José Antonio Mazzotti
Tensiones generacionales en la poesía peruana Tensiones generacionales en la poesía peruana

Por José Antonio Mazzotti
Fuente: Identidades 07/03/05

Una reflexión acerca de la poesía peruana contemporánea, a propósito de una reciente muestra antológica, sirve de pretexto para señalar los puntos más tensos de un canon literario que merece una severa revisión. La primera tarea es cuestionar el criterio generacional en el que este canon se ha organizado, dejando de lado cuestiones más importantes como la coincidencia temática o formal y, lo que es peor, la escasa conciencia de que nuestro sistema literario comprende varias literaturas, además de la escrita en lengua española. He aquí un artículo para el debate en un campo, por cierto, bastante resbaladizo.
 
La reciente publicación de la antología de poesía peruana La letra en que nació la pena (Lima: El Santo Oficio, 2004), de los poetas Maurizio Medo y Raúl Zurita, sirve de excusa perfecta para la breve reflexión de las páginas que siguen. Y a la vez, quizá, de disculpa, ya que hablar de poesía peruana es tan ambicioso que se podría correr el riesgo de nunca acabar. Por eso, aquí me interesa centrarme en dicha "muestra", como sus autores la califican, pues marca una inflexión importante en la conceptualización de un corpus tan variado como polémico.
 
Pero empecemos por aclarar algunas pautas. Ese ejercicio cultural que suele entronizarse como "poesía peruana", a secas, ha pasado por siglos de criba etno-criolla que deriva en el anulamiento siempre frustrado de otras formas de producción no menos poética. Me refiero obviamente al océano de las oralidades en lenguas indígenas y en castellano popular, así como a las formas escritas en dichos idiomas y sus sociolectos, que no esperan por oficializaciones lingüísticas para asumirse como parte de una amplia nacionalidad o, incluso, para circular a espaldas de una nacionalidad. Esta conciencia de las heterogeneidades asimétricas del quehacer verbal (cónsonas con otras asimetrías sociales y económicas harto sabidas) le ha dado a la "literatura peruana", en general, una tensión que hasta hoy no se conjura.
 
Tal como el país está marcado por esas diferencias internas y sus sistemas literarios coexisten en rango de desigualdad, la poesía "culta" u "oficial" (la que corresponde a la franja de intelectuales occidentalizados, en su mayoría monolingües) recoge las particularidades cotidianas que marcan la aventura no sólo de vivir en el Perú, sino de vivir el Perú, dondequiera que se habite. Por eso es importante reconocer que un sector importante de las letras peruanas se produce en el exilio, y que esa condición favorece descentramientos subjetivos que enriquecen la mirada sobre las identidades colectivas que se dejaron atrás. En otras palabras: mirar el bosque en vez de sólo el árbol nos permite entender las dimensiones de la tragedia de una manera más diatópica y diacrónica. No por nada los autores peruanos en el extranjero (que nada más en Estados Unidos ya llegan por lo menos a cuarenta, según una reciente encuesta realizada en coordinación con Isaac Goldemberg) aparecen de manera profusa en la antología. A la vez, y sin salir del territorio peruano, y merced a la tan mentada globalización, muchos de los poetas jóvenes prefieren mirar hacia otras tradiciones y echar mano de los medios de comunicación propios de la juventud urbana (como el "chateo", la estructura hiperdialógica de la comunicación electrónica, y la siempre inevitable oralidad).

-=-=-

▶ [Ejercicios para resolver]:
**a)** Copia el fragmento del artículo sobre la poesía peruana que empieza en las palabras "Una reflexión acerca" y termina después de "cierto, bastante resbaladizo.".
**b)** Según el artículo sobre la poesía peruana, ¿quiénes prepararon la antología La letra en que nació la pena?

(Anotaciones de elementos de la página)

-=-=-

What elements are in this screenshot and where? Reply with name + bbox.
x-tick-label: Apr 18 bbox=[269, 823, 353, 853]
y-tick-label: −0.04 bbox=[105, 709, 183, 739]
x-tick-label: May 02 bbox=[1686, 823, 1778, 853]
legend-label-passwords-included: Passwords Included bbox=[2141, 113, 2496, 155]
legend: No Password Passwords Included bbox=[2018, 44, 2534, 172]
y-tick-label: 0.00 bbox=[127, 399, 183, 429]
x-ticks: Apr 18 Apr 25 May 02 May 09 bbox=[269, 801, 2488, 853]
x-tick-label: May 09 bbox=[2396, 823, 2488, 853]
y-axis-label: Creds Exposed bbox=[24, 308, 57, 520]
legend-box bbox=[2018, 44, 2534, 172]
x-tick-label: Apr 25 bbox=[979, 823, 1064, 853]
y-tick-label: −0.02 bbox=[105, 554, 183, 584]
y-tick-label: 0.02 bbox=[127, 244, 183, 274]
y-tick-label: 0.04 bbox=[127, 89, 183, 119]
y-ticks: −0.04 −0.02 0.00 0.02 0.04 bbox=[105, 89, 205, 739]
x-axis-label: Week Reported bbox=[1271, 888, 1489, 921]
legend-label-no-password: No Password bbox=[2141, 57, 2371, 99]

-=-=-

▶ [Las respuestas]:
**a)**
Una reflexión acerca de la poesía peruana contemporánea, a propósito de una reciente muestra antológica, sirve de pretexto para señalar los puntos más tensos de un canon literario que merece una severa revisión. La primera tarea es cuestionar el criterio generacional en el que este canon se ha organizado, dejando de lado cuestiones más importantes como la coincidencia temática o formal y, lo que es peor, la escasa conciencia de que nuestro sistema literario comprende varias literaturas, además de la escrita en lengua española. He aquí un artículo para el debate en un campo, por cierto, bastante resbaladizo.

**b)** Los poetas Maurizio Medo y Raúl Zurita.